OBJECTIVE> Quote the data from the line containing "for every button, label, input, icon, or" through the line containing "cell-b6[interactable]: 5: [142, 394, 228, 422]", inclusive.

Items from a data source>
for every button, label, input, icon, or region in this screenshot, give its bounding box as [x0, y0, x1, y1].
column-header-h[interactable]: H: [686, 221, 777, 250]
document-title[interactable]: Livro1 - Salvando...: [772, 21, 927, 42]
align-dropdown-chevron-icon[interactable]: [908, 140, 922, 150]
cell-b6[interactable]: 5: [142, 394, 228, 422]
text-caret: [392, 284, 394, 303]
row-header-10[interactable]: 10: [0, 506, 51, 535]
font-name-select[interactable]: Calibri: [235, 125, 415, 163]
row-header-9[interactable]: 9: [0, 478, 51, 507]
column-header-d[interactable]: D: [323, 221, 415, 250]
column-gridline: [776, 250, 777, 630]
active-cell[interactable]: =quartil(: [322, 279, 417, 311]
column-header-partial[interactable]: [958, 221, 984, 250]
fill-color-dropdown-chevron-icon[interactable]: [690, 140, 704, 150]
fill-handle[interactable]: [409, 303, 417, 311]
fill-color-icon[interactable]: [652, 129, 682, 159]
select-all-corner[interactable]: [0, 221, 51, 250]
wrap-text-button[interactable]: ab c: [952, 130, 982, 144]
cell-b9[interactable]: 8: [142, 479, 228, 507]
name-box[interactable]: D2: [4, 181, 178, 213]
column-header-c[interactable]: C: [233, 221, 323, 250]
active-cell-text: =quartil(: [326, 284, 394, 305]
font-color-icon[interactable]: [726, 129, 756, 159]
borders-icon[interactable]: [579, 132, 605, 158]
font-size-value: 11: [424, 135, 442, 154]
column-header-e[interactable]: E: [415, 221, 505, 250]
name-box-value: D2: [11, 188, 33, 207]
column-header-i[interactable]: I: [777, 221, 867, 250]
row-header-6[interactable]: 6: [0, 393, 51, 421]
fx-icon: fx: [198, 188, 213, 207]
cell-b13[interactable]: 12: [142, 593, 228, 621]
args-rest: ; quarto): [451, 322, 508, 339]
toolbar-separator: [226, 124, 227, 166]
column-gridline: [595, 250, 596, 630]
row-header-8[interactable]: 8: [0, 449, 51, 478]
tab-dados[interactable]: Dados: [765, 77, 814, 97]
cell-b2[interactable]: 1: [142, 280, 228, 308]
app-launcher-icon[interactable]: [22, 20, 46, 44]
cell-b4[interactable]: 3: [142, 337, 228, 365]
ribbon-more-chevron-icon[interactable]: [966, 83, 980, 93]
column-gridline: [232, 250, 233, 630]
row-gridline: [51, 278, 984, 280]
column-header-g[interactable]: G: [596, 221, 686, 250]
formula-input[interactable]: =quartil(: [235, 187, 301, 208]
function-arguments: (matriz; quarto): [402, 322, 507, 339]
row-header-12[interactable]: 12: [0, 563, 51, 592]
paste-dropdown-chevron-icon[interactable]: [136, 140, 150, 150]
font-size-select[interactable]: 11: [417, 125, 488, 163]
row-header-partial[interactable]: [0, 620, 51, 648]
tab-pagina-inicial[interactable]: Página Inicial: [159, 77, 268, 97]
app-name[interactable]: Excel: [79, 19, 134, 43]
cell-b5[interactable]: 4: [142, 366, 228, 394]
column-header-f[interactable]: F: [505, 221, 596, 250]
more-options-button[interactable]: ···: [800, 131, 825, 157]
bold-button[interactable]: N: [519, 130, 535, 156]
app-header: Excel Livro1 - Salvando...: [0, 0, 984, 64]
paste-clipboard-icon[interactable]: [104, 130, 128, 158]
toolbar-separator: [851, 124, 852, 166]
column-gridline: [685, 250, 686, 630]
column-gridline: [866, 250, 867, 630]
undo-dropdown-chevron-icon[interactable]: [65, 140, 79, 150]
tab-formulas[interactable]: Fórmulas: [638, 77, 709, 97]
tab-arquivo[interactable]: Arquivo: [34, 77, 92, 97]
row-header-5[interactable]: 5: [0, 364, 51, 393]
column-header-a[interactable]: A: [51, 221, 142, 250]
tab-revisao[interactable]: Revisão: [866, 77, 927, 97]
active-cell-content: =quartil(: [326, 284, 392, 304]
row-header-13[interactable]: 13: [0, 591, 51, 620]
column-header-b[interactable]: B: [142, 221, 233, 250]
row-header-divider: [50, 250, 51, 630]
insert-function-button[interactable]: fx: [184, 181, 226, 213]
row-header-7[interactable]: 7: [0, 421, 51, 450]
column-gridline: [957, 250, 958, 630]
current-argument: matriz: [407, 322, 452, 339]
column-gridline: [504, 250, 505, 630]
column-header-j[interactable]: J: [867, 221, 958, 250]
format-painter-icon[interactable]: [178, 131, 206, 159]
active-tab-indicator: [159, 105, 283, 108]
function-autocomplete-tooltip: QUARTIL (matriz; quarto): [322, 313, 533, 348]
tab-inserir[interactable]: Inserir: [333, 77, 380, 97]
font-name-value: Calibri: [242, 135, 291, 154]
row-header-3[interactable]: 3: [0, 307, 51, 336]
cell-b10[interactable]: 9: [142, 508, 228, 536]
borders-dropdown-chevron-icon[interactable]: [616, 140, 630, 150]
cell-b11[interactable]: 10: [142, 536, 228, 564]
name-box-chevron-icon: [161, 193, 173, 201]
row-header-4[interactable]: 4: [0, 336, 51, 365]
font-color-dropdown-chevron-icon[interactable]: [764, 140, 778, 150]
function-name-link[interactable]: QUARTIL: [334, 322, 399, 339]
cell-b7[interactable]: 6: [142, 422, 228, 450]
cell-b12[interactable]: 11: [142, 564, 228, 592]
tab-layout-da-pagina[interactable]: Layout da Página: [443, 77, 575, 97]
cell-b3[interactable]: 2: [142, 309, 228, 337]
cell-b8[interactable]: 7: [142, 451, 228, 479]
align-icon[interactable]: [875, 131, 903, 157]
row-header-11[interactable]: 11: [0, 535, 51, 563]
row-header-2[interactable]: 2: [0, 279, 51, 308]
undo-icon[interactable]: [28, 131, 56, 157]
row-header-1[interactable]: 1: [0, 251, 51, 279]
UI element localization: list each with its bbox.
--
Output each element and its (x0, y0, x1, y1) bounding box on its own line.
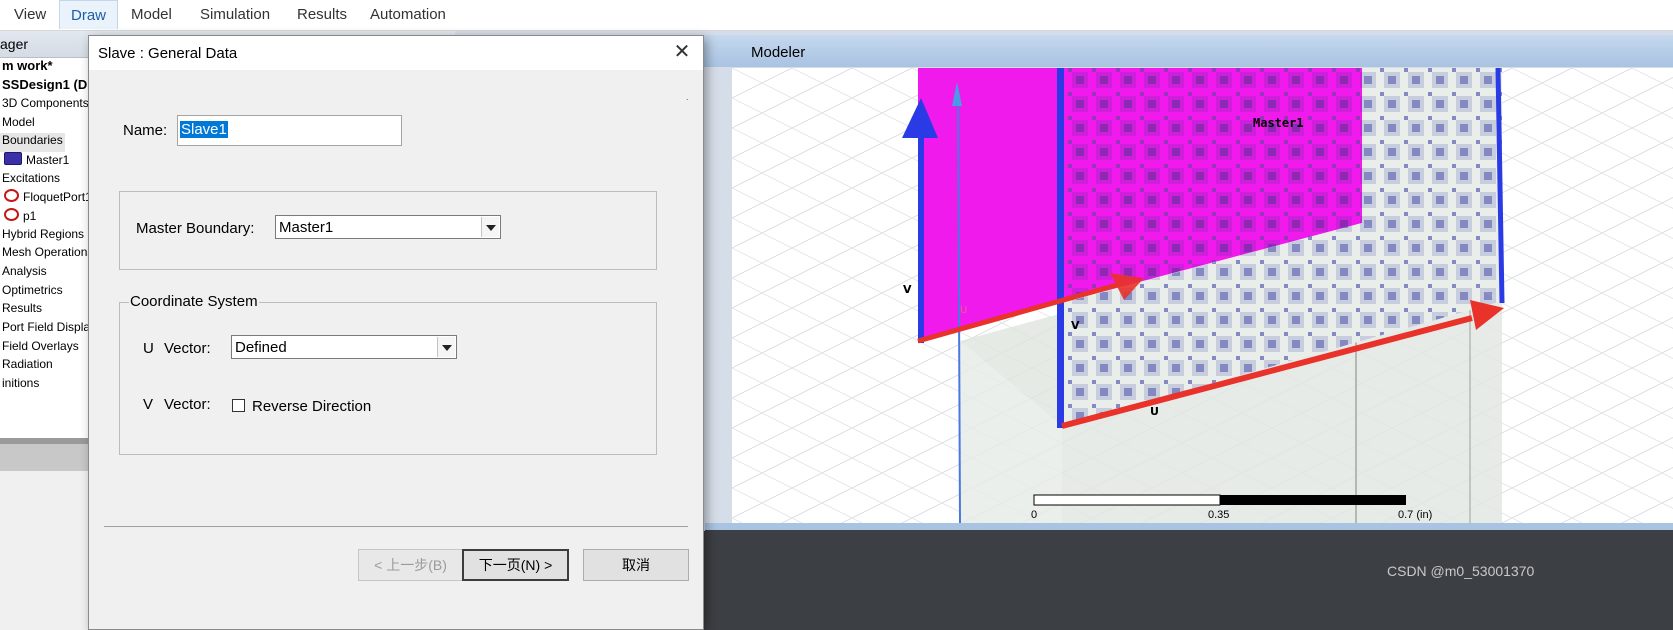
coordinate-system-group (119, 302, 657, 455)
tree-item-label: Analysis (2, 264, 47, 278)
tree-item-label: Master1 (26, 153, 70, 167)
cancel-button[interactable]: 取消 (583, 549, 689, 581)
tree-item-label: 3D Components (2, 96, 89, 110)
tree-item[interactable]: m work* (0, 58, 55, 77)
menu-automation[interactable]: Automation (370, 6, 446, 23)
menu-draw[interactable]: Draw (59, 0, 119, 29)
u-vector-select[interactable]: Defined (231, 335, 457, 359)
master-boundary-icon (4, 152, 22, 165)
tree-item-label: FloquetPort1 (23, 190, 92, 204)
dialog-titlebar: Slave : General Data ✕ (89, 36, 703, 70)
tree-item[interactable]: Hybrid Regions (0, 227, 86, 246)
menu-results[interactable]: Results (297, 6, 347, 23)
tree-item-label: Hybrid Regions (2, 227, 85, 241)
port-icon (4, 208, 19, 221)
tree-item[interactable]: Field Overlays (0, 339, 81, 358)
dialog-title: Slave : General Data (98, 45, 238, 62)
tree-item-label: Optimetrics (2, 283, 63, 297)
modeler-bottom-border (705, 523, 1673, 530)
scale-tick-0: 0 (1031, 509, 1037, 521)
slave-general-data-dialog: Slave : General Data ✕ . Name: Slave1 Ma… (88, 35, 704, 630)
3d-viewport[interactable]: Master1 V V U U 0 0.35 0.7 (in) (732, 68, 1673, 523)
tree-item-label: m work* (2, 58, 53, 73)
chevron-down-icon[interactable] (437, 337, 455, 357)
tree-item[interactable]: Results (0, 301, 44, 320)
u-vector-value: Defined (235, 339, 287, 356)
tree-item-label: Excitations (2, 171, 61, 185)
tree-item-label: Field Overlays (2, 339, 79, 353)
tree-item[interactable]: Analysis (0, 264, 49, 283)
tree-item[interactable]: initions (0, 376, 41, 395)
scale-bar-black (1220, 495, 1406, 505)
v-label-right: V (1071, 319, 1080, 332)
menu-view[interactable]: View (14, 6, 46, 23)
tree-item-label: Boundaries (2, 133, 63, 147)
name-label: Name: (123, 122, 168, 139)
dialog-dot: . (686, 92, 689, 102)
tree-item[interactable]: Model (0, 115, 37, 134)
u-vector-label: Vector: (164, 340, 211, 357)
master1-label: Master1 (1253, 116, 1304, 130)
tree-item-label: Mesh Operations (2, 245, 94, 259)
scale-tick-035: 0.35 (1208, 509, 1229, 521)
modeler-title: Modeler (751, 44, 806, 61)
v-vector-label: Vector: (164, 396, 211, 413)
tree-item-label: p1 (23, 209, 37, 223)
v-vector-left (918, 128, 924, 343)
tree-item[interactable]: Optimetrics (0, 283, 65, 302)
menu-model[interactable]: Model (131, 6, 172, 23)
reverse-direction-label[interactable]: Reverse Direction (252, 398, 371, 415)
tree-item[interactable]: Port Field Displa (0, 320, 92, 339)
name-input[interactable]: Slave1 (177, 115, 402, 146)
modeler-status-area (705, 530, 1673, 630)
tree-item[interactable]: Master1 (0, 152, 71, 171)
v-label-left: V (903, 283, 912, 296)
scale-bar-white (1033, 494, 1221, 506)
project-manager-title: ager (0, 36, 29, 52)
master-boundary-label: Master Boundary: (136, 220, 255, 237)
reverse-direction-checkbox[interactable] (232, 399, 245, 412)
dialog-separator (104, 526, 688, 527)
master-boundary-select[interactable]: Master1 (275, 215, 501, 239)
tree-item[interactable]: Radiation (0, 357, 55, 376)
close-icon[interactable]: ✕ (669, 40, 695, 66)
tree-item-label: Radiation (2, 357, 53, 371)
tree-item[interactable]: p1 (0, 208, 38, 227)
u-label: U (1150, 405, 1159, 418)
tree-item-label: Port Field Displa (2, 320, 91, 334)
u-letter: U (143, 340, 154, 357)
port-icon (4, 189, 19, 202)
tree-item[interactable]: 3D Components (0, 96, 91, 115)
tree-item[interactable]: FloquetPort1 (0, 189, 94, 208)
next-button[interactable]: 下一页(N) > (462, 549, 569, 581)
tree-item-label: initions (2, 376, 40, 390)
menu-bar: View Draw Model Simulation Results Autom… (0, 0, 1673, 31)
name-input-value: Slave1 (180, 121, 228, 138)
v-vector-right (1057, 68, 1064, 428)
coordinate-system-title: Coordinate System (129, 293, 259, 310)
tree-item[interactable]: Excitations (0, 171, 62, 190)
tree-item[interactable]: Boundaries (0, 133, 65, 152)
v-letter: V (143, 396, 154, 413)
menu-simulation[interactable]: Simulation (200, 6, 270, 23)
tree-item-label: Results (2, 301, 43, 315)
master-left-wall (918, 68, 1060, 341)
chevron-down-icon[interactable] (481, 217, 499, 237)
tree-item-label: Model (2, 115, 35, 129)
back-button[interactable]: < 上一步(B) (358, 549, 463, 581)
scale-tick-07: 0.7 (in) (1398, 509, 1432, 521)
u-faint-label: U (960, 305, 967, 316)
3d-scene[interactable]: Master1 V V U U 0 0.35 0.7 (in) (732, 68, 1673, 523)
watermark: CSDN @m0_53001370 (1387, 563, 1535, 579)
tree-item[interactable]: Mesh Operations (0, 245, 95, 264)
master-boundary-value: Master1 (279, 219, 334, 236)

RESULT OF THE TASK>
for every button, label, input, icon, or region in this screenshot, give its bounding box as [x0, y0, x1, y1].
column-header-h[interactable]: H: [686, 221, 777, 250]
document-title[interactable]: Livro1 - Salvando...: [772, 21, 927, 42]
align-dropdown-chevron-icon[interactable]: [908, 140, 922, 150]
cell-b6[interactable]: 5: [142, 394, 228, 422]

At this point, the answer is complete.